> Exercise description
Please give the data below again in full, exactly as it stands.

> Items
++++++++++

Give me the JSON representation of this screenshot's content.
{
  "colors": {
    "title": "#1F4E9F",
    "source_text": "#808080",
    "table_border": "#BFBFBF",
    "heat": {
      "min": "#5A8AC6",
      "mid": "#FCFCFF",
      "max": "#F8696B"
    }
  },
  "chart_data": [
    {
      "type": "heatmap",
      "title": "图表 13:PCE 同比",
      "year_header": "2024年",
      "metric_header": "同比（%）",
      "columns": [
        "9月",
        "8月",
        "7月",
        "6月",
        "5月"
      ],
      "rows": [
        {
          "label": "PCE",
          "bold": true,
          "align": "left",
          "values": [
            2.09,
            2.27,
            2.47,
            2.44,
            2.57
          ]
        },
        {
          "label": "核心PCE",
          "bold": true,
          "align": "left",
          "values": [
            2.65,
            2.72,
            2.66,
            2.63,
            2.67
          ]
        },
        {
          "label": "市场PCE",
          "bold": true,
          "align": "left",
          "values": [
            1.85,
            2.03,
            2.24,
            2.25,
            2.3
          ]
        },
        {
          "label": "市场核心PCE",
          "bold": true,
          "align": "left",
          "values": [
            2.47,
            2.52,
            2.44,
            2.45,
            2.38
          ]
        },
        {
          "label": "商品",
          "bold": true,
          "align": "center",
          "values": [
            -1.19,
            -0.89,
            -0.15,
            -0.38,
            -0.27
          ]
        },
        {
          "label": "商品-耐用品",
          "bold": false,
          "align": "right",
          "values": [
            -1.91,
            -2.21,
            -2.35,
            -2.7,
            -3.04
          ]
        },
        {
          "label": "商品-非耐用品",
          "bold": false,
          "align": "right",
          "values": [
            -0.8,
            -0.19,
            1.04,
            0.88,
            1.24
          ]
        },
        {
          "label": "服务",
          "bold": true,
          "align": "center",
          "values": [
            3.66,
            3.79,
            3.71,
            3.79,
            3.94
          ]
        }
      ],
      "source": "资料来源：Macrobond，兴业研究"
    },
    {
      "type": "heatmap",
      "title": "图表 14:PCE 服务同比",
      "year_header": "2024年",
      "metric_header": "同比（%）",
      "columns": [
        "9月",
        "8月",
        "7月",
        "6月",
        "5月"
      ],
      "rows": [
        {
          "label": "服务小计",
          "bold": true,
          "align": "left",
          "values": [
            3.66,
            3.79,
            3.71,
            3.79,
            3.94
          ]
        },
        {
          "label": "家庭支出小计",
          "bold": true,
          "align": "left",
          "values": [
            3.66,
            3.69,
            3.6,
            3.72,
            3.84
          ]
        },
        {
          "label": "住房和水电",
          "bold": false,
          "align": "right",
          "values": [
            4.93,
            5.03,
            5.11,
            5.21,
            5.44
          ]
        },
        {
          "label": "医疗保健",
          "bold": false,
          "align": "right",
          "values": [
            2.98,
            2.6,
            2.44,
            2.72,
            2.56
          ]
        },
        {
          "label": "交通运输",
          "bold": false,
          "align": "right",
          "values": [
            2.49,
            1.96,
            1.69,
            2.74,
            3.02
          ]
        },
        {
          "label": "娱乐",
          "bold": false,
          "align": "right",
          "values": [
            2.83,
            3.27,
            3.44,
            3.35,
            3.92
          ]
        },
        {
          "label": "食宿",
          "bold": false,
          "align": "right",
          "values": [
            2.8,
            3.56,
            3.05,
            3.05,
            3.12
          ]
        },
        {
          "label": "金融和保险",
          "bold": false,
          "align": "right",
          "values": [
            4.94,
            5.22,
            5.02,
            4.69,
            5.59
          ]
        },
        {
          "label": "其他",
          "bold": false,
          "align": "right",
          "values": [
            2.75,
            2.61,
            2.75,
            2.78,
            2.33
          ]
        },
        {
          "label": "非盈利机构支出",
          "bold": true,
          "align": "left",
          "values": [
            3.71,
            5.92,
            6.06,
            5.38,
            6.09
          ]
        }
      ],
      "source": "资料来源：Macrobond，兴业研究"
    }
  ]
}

++++++++++

> Result below
Give me the JSON representation of this screenshot's content.
{
  "colors": {
    "title": "#1F4E9F",
    "source_text": "#808080",
    "table_border": "#BFBFBF",
    "heat": {
      "min": "#5A8AC6",
      "mid": "#FCFCFF",
      "max": "#F8696B"
    }
  },
  "chart_data": [
    {
      "type": "heatmap",
      "title": "图表 13:PCE 同比",
      "year_header": "2024年",
      "metric_header": "同比（%）",
      "columns": [
        "9月",
        "8月",
        "7月",
        "6月",
        "5月"
      ],
      "rows": [
        {
          "label": "PCE",
          "bold": true,
          "align": "left",
          "values": [
            2.09,
            2.27,
            2.47,
            2.44,
            2.57
          ]
        },
        {
          "label": "核心PCE",
          "bold": true,
          "align": "left",
          "values": [
            2.65,
            2.72,
            2.66,
            2.63,
            2.67
          ]
        },
        {
          "label": "市场PCE",
          "bold": true,
          "align": "left",
          "values": [
            1.85,
            2.03,
            2.24,
            2.25,
            2.3
          ]
        },
        {
          "label": "市场核心PCE",
          "bold": true,
          "align": "left",
          "values": [
            2.47,
            2.52,
            2.44,
            2.45,
            2.38
          ]
        },
        {
          "label": "商品",
          "bold": true,
          "align": "center",
          "values": [
            -1.19,
            -0.89,
            -0.15,
            -0.38,
            -0.27
          ]
        },
        {
          "label": "商品-耐用品",
          "bold": false,
          "align": "right",
          "values": [
            -1.91,
            -2.21,
            -2.35,
            -2.7,
            -3.04
          ]
        },
        {
          "label": "商品-非耐用品",
          "bold": false,
          "align": "right",
          "values": [
            -0.8,
            -0.19,
            1.04,
            0.88,
            1.24
          ]
        },
        {
          "label": "服务",
          "bold": true,
          "align": "center",
          "values": [
            3.66,
            3.79,
            3.71,
            3.79,
            3.94
          ]
        }
      ],
      "source": "资料来源：Macrobond，兴业研究"
    },
    {
      "type": "heatmap",
      "title": "图表 14:PCE 服务同比",
      "year_header": "2024年",
      "metric_header": "同比（%）",
      "columns": [
        "9月",
        "8月",
        "7月",
        "6月",
        "5月"
      ],
      "rows": [
        {
          "label": "服务小计",
          "bold": true,
          "align": "left",
          "values": [
            3.66,
            3.79,
            3.71,
            3.79,
            3.94
          ]
        },
        {
          "label": "家庭支出小计",
          "bold": true,
          "align": "left",
          "values": [
            3.66,
            3.69,
            3.6,
            3.72,
            3.84
          ]
        },
        {
          "label": "住房和水电",
          "bold": false,
          "align": "right",
          "values": [
            4.93,
            5.03,
            5.11,
            5.21,
            5.44
          ]
        },
        {
          "label": "医疗保健",
          "bold": false,
          "align": "right",
          "values": [
            2.98,
            2.6,
            2.44,
            2.72,
            2.56
          ]
        },
        {
          "label": "交通运输",
          "bold": false,
          "align": "right",
          "values": [
            2.49,
            1.96,
            1.69,
            2.74,
            3.02
          ]
        },
        {
          "label": "娱乐",
          "bold": false,
          "align": "right",
          "values": [
            2.83,
            3.27,
            3.44,
            3.35,
            3.92
          ]
        },
        {
          "label": "食宿",
          "bold": false,
          "align": "right",
          "values": [
            2.8,
            3.56,
            3.05,
            3.05,
            3.12
          ]
        },
        {
          "label": "金融和保险",
          "bold": false,
          "align": "right",
          "values": [
            4.94,
            5.22,
            5.02,
            4.69,
            5.59
          ]
        },
        {
          "label": "其他",
          "bold": false,
          "align": "right",
          "values": [
            2.75,
            2.61,
            2.75,
            2.78,
            2.33
          ]
        },
        {
          "label": "非盈利机构支出",
          "bold": true,
          "align": "left",
          "values": [
            3.71,
            5.92,
            6.06,
            5.38,
            6.09
          ]
        }
      ],
      "source": "资料来源：Macrobond，兴业研究"
    }
  ]
}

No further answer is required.